_Extracted records_.
══════════

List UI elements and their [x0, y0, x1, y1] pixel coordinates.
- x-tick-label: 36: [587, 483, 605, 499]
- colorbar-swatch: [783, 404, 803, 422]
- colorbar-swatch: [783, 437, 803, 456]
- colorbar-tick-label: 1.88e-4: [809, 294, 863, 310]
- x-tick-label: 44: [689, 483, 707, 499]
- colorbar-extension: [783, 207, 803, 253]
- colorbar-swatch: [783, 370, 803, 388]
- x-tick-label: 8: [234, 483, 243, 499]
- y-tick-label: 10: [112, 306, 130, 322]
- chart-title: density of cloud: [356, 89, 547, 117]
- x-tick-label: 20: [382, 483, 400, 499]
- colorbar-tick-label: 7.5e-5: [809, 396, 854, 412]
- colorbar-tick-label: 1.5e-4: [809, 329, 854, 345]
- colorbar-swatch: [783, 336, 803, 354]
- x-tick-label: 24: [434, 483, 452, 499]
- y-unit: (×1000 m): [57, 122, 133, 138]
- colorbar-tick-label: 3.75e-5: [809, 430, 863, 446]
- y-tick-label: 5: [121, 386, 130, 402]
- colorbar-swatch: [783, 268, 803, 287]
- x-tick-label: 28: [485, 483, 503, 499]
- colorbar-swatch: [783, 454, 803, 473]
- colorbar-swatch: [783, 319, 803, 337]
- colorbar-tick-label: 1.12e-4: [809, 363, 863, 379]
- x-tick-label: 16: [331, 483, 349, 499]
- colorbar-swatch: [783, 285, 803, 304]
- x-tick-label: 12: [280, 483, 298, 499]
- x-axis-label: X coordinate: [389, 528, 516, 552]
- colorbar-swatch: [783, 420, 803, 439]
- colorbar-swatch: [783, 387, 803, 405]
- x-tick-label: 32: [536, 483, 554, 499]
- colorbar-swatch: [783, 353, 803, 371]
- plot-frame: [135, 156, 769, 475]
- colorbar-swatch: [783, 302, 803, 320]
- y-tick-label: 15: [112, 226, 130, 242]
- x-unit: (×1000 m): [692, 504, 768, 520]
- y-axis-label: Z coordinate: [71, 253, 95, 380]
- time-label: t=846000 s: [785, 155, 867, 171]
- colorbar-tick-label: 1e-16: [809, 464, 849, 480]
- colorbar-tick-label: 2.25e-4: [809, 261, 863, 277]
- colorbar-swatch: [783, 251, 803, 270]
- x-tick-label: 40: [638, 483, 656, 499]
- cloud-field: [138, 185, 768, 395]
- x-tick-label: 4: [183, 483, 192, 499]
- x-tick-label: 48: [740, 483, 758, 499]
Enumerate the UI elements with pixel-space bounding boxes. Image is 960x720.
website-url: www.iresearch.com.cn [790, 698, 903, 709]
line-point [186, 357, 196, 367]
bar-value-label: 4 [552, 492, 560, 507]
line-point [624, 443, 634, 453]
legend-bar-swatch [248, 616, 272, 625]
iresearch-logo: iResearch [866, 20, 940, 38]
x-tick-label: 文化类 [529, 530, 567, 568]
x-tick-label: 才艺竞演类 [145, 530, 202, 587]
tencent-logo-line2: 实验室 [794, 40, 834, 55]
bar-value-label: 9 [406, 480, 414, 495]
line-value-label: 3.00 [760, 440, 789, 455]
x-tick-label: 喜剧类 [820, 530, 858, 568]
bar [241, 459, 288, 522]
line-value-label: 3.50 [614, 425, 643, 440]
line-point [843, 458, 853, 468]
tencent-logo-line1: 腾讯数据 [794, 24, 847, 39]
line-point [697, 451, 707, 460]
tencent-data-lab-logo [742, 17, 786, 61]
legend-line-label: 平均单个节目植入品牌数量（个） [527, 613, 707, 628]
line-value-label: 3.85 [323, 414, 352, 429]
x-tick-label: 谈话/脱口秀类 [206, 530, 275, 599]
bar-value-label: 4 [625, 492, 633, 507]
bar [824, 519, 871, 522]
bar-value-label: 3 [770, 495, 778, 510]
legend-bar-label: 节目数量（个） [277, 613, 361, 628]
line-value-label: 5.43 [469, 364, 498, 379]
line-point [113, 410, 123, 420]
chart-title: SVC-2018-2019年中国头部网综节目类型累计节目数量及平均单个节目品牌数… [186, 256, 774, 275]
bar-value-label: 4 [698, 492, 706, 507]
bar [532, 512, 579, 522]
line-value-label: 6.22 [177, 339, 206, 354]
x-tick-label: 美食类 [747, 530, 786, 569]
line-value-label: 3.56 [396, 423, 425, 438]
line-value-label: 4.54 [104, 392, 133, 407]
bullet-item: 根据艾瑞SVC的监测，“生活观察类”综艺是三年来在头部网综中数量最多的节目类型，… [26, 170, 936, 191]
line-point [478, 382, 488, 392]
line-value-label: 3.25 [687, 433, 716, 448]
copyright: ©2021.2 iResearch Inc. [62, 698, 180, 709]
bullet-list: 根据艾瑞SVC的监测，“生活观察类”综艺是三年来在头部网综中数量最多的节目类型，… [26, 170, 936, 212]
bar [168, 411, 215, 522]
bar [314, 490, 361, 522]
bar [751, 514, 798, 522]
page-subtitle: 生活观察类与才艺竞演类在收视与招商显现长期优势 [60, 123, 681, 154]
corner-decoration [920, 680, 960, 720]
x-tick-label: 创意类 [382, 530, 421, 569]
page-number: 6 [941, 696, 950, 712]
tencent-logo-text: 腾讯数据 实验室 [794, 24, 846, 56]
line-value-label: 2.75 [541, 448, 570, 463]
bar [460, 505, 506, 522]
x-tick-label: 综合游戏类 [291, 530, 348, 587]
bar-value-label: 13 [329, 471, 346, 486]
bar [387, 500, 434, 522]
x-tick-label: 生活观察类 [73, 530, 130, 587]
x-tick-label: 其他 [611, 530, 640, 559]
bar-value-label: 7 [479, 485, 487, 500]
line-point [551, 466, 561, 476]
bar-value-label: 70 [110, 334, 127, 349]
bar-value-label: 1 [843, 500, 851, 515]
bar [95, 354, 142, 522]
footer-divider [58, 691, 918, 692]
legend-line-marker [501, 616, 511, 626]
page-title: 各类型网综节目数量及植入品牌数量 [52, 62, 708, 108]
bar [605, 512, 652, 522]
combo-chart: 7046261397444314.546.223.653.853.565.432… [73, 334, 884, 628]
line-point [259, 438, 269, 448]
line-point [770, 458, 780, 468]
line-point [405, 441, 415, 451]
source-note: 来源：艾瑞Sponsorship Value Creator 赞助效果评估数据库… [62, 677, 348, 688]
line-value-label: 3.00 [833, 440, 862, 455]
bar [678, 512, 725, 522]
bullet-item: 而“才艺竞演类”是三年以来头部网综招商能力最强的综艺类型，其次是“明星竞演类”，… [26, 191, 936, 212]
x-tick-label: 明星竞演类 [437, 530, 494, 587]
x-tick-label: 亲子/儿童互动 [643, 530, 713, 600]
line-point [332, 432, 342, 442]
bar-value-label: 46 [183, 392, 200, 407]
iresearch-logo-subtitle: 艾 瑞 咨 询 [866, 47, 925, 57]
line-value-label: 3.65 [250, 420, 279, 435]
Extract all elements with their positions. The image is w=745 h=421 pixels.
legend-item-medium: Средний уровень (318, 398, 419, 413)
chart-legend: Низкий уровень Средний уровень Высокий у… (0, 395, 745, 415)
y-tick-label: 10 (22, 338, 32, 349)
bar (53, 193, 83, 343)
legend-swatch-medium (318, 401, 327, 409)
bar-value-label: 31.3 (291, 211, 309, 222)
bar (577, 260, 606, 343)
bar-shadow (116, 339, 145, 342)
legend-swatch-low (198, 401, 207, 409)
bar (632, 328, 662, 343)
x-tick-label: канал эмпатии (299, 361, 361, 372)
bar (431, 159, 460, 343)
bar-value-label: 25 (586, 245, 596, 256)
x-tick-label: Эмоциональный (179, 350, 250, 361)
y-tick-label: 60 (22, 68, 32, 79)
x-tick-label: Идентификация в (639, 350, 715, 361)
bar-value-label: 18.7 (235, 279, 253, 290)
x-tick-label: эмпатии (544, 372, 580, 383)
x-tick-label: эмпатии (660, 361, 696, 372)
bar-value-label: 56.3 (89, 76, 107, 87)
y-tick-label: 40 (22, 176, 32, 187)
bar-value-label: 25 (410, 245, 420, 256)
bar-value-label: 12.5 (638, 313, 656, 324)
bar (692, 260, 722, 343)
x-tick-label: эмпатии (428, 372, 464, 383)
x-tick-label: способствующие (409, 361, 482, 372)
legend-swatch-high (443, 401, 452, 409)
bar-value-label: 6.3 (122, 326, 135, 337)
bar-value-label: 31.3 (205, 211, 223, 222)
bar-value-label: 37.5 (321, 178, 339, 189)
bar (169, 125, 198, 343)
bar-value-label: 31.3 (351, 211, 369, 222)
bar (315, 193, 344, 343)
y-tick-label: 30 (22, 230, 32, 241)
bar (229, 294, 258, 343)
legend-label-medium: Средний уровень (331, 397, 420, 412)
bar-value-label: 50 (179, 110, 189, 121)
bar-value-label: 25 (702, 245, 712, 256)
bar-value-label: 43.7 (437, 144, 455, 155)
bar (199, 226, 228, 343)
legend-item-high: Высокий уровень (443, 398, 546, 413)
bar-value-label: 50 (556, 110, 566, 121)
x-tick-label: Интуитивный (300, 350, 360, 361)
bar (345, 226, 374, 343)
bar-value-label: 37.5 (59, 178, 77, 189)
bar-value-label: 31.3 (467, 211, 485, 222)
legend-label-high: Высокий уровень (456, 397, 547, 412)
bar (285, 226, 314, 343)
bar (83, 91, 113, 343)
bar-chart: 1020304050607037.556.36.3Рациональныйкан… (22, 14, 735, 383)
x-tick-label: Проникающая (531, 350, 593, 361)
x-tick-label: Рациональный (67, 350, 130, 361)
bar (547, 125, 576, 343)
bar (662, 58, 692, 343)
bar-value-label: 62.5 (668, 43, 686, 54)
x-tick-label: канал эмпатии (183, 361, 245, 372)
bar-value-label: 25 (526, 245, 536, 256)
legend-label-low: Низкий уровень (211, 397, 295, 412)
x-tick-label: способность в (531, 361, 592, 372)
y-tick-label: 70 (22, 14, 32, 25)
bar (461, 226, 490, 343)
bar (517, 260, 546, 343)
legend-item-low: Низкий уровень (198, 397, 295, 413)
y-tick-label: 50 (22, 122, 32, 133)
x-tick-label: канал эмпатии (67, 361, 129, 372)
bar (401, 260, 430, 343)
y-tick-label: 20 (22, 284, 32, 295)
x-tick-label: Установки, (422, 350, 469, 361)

══════════

_Task prompt_.
Starting at the first line of the data and ending with the line that contains "- x-tick-label: 28: [485, 483, 503, 499]", rewrite those lines with each "colorbar-swatch" changed to "legend-swatch" and nothing else altered.

_Solution to the exercise_.
List UI elements and their [x0, y0, x1, y1] pixel coordinates.
- x-tick-label: 36: [587, 483, 605, 499]
- legend-swatch: [783, 404, 803, 422]
- legend-swatch: [783, 437, 803, 456]
- colorbar-tick-label: 1.88e-4: [809, 294, 863, 310]
- x-tick-label: 44: [689, 483, 707, 499]
- colorbar-extension: [783, 207, 803, 253]
- legend-swatch: [783, 370, 803, 388]
- x-tick-label: 8: [234, 483, 243, 499]
- y-tick-label: 10: [112, 306, 130, 322]
- chart-title: density of cloud: [356, 89, 547, 117]
- x-tick-label: 20: [382, 483, 400, 499]
- colorbar-tick-label: 7.5e-5: [809, 396, 854, 412]
- colorbar-tick-label: 1.5e-4: [809, 329, 854, 345]
- legend-swatch: [783, 336, 803, 354]
- x-tick-label: 24: [434, 483, 452, 499]
- y-unit: (×1000 m): [57, 122, 133, 138]
- colorbar-tick-label: 3.75e-5: [809, 430, 863, 446]
- y-tick-label: 5: [121, 386, 130, 402]
- legend-swatch: [783, 268, 803, 287]
- x-tick-label: 28: [485, 483, 503, 499]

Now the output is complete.